▶ **Figure record extracts**
[start]
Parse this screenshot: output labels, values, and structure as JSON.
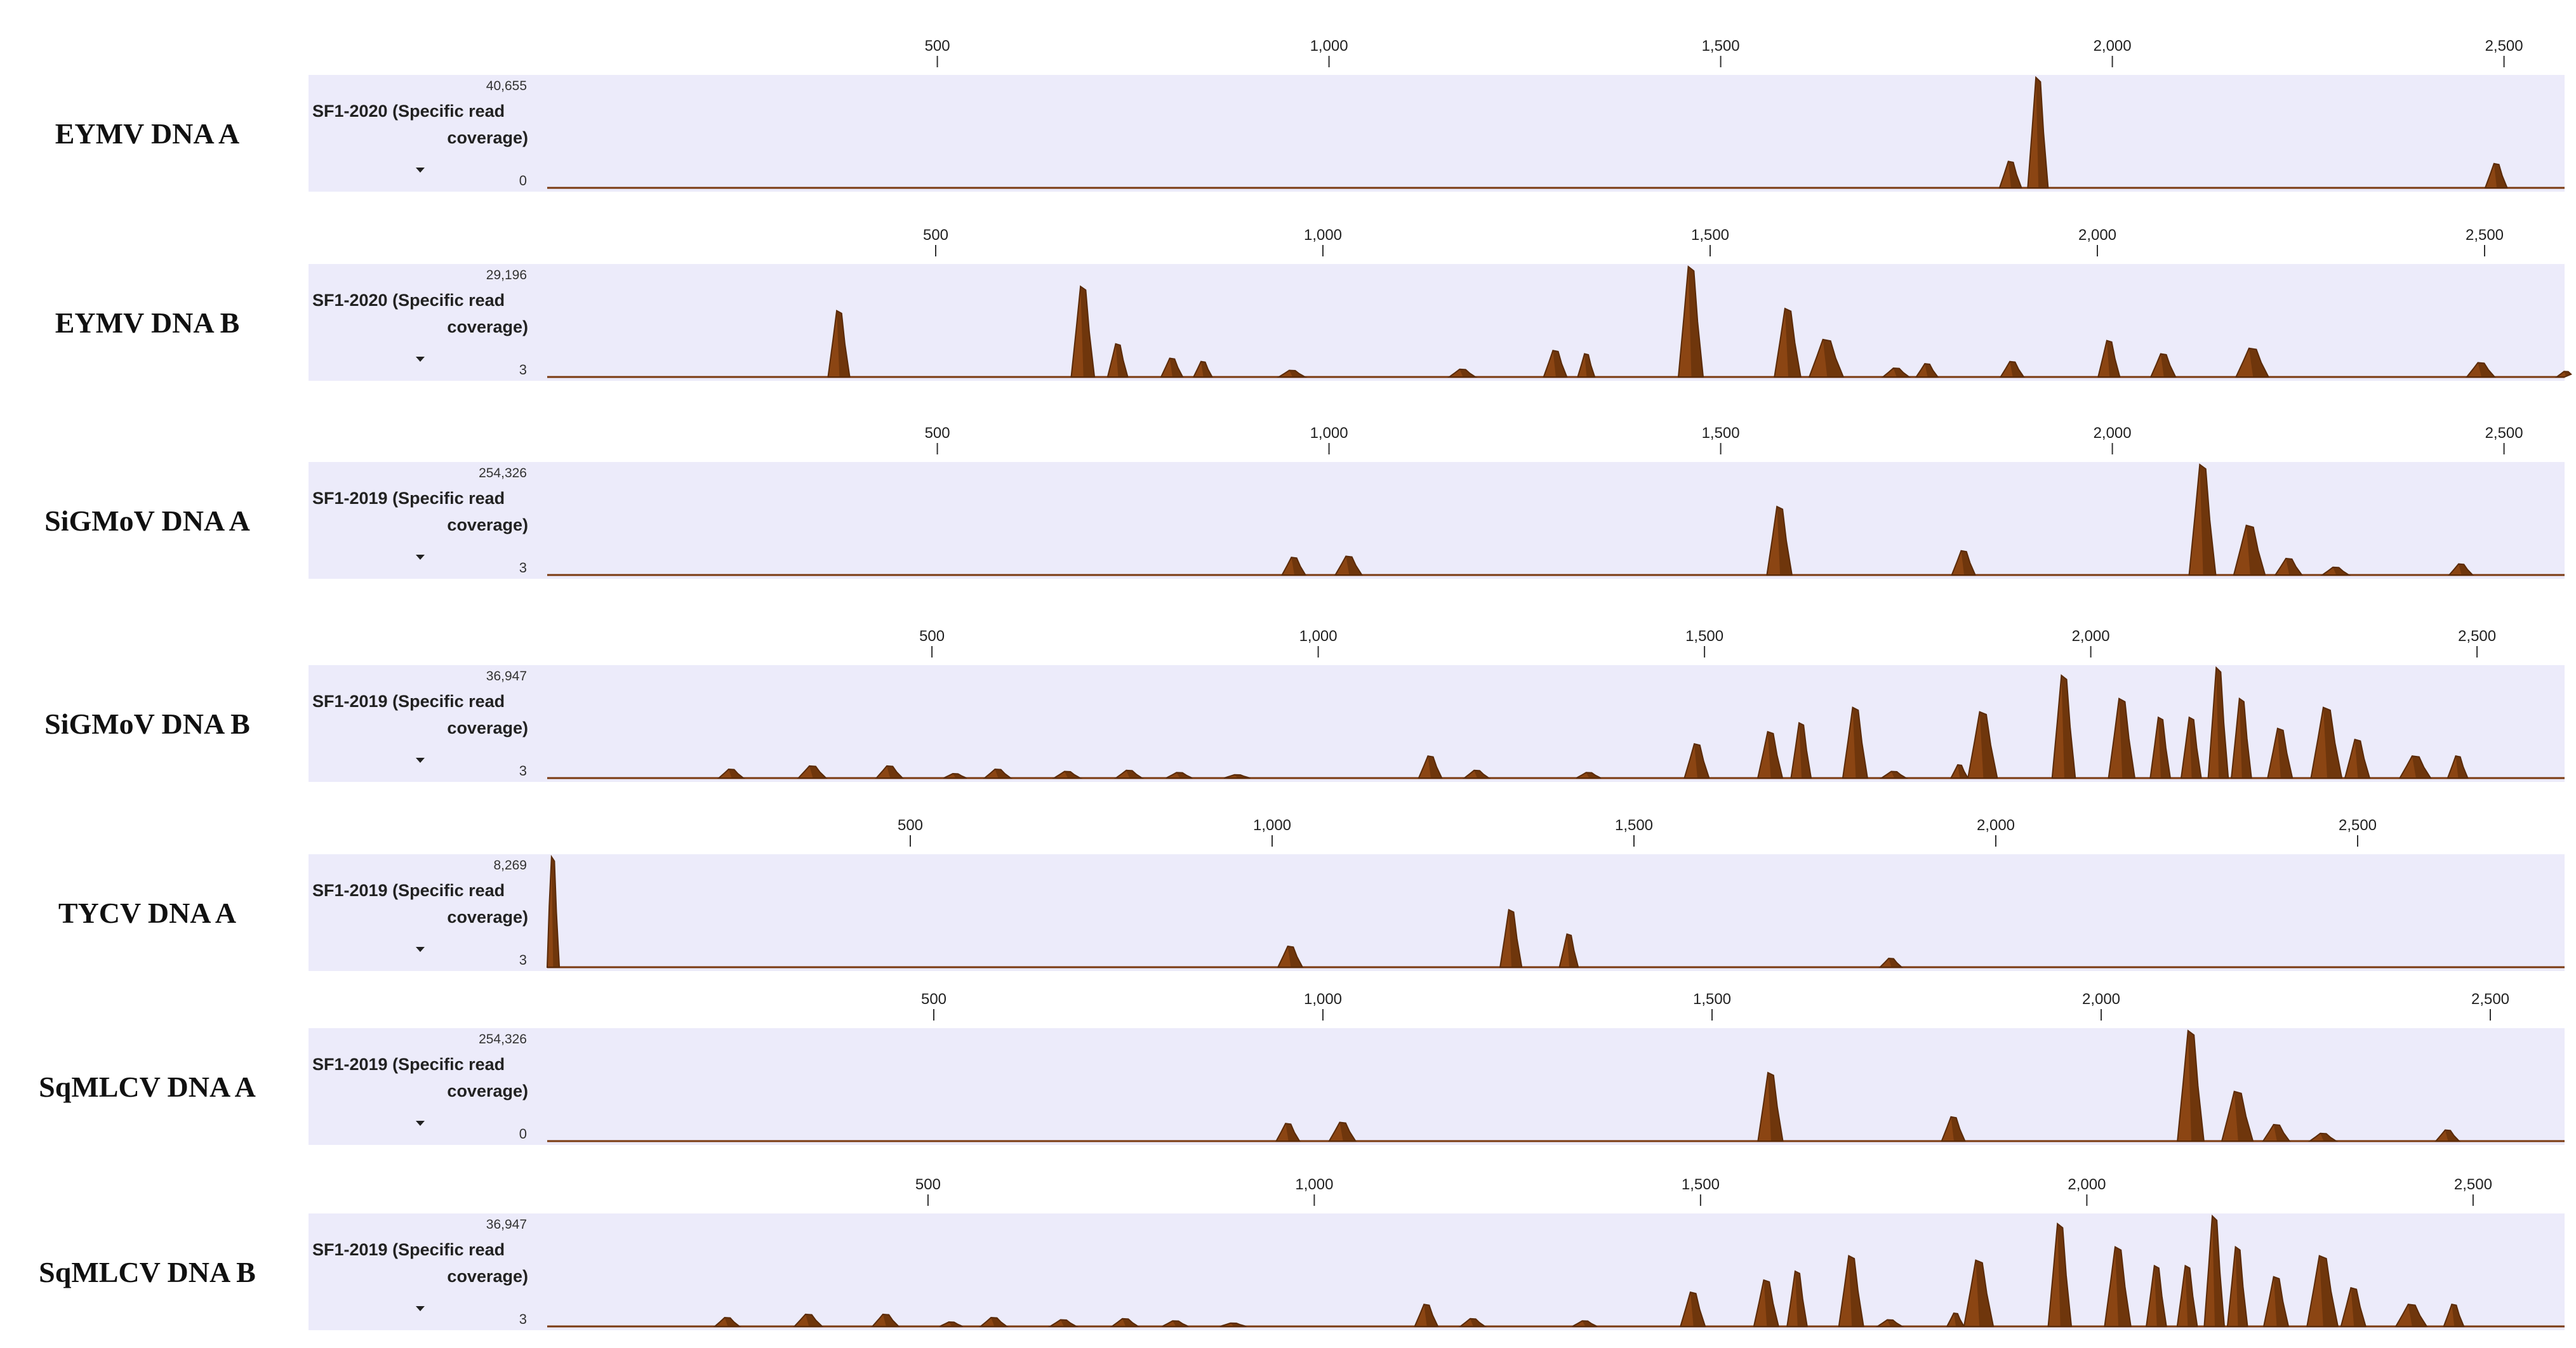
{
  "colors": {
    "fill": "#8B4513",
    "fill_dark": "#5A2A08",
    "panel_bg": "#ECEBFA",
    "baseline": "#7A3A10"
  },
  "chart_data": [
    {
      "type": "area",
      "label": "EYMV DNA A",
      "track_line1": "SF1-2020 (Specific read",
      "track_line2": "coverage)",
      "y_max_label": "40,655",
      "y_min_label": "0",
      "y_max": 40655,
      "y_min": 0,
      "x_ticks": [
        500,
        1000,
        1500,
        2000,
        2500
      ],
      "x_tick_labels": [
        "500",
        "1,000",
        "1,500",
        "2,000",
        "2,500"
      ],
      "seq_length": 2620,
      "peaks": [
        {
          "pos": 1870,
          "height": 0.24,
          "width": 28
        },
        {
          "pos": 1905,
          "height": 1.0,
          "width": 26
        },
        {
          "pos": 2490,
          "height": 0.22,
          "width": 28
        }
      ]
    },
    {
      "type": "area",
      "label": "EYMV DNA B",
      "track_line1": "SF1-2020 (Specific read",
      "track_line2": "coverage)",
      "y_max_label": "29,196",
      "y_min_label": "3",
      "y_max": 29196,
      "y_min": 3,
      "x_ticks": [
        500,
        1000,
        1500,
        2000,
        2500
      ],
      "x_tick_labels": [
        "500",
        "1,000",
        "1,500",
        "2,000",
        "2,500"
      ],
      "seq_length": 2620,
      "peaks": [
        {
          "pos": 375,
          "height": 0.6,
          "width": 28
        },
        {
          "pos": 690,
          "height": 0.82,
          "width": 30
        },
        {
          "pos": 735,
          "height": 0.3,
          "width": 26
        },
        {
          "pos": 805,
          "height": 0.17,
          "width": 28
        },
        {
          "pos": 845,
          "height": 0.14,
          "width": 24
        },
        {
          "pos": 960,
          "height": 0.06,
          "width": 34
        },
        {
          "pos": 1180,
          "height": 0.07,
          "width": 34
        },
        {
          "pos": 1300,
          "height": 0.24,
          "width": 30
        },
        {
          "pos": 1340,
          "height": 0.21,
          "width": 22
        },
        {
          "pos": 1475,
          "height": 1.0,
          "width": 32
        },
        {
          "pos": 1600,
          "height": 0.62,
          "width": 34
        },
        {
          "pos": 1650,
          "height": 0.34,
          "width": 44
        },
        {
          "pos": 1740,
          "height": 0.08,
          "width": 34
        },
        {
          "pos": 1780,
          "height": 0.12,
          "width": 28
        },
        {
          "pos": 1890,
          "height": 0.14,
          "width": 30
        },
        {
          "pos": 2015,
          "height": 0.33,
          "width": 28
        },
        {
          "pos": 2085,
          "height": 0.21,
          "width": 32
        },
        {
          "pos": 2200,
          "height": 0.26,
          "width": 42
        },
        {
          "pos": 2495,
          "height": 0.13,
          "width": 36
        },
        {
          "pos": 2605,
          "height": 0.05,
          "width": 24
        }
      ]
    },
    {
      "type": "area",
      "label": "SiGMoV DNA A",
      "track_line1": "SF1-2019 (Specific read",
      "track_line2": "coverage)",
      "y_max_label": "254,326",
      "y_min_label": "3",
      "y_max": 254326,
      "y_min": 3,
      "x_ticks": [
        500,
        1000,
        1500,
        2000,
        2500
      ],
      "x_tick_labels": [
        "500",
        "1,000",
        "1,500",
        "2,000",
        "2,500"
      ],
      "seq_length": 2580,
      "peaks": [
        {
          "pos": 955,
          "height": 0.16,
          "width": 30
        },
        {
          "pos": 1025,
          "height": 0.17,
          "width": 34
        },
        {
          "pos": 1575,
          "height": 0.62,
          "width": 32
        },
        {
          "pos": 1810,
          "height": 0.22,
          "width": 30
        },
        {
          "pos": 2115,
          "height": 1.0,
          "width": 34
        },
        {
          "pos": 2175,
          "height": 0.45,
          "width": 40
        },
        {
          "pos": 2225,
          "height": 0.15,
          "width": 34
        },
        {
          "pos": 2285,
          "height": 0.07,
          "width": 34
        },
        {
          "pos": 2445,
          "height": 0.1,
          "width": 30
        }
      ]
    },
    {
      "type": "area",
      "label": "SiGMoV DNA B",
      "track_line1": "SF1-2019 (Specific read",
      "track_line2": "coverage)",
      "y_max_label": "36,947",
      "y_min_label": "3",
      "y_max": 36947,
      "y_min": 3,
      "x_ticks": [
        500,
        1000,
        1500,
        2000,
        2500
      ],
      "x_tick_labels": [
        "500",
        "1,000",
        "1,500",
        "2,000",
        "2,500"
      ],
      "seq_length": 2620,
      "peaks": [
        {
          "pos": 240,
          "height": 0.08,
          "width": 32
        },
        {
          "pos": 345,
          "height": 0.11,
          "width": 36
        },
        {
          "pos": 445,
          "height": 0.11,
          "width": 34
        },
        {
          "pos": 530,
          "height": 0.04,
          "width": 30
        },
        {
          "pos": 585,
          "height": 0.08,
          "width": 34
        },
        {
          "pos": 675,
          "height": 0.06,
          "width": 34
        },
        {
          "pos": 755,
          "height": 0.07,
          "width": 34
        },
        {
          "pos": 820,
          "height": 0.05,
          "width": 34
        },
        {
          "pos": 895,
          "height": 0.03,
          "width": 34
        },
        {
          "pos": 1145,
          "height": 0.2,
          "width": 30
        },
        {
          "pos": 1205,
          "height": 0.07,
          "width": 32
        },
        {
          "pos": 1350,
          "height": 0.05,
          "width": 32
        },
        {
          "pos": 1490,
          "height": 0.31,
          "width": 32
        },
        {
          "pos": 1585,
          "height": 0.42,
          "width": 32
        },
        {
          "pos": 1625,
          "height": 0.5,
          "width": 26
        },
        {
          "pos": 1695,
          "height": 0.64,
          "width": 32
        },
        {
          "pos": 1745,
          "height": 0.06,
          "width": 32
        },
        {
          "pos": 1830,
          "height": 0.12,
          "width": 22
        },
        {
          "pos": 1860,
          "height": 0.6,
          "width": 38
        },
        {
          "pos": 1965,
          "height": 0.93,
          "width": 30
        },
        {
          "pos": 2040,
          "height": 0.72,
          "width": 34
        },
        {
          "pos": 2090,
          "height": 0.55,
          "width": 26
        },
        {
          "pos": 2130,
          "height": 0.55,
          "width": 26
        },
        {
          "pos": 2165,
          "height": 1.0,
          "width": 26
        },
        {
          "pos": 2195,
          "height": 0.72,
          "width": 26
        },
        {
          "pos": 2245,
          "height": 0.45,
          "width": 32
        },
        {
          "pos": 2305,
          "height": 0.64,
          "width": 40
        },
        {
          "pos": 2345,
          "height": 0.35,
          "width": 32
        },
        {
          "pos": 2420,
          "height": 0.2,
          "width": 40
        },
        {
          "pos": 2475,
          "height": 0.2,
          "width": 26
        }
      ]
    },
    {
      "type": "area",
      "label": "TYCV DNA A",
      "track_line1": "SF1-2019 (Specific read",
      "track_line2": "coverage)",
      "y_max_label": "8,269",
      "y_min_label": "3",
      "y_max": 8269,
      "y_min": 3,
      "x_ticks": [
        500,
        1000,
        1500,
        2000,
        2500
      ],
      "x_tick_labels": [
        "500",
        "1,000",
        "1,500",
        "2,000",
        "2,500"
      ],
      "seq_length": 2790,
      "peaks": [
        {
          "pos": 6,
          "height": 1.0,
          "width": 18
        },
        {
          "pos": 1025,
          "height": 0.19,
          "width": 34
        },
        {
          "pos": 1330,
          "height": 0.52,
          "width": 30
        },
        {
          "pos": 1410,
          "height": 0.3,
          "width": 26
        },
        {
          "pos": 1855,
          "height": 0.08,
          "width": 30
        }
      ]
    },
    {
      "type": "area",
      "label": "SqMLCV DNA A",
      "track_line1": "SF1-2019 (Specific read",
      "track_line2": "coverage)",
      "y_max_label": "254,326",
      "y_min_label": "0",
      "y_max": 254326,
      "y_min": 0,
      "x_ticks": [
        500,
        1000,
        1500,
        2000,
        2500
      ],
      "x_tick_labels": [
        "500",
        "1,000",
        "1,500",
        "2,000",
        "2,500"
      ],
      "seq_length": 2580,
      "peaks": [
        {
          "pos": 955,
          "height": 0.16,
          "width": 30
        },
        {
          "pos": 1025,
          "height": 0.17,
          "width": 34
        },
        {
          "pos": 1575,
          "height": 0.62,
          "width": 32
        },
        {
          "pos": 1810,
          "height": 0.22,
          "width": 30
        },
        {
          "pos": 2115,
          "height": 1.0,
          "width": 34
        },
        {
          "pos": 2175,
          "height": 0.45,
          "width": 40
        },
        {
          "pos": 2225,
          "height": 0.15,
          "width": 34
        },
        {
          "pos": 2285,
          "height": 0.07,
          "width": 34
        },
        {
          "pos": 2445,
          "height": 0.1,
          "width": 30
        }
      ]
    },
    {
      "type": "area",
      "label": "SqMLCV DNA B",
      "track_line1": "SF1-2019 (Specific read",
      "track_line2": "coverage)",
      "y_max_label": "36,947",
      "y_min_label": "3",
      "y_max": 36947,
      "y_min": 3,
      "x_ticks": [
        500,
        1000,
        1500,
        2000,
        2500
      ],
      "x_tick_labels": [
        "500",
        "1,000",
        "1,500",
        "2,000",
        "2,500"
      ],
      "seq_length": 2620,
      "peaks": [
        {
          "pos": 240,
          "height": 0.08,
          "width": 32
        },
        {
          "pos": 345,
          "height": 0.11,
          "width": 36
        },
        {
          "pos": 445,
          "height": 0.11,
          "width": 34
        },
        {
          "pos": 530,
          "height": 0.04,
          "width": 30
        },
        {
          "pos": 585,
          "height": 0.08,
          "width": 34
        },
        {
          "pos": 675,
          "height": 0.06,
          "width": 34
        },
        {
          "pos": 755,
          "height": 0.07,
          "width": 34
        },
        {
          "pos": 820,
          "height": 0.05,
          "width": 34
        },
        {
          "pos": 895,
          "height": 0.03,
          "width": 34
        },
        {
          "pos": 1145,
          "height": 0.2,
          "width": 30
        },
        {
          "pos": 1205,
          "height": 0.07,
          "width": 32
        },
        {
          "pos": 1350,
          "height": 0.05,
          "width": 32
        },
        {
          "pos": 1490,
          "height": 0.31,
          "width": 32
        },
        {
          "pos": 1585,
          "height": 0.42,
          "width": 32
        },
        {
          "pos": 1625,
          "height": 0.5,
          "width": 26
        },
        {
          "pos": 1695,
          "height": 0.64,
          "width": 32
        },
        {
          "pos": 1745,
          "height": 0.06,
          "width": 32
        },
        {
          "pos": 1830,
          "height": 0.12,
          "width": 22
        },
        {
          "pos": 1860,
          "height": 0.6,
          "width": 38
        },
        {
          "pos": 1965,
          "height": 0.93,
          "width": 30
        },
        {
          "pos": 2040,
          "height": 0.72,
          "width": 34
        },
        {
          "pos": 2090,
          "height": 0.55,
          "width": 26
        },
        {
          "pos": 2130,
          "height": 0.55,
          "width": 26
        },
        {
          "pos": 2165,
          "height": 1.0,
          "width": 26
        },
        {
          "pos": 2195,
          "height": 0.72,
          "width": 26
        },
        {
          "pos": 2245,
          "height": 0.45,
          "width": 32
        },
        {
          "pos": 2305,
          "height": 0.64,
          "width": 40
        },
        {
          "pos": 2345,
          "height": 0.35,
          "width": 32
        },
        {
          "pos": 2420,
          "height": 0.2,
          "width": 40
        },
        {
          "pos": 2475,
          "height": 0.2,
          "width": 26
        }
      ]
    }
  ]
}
[end]
▶ **TO DO**
Where a line of the material above holds the string "SqMLCV", copy that line.

▶ **WRITTEN RESPONSE**
      "label": "SqMLCV DNA A",
      "label": "SqMLCV DNA B",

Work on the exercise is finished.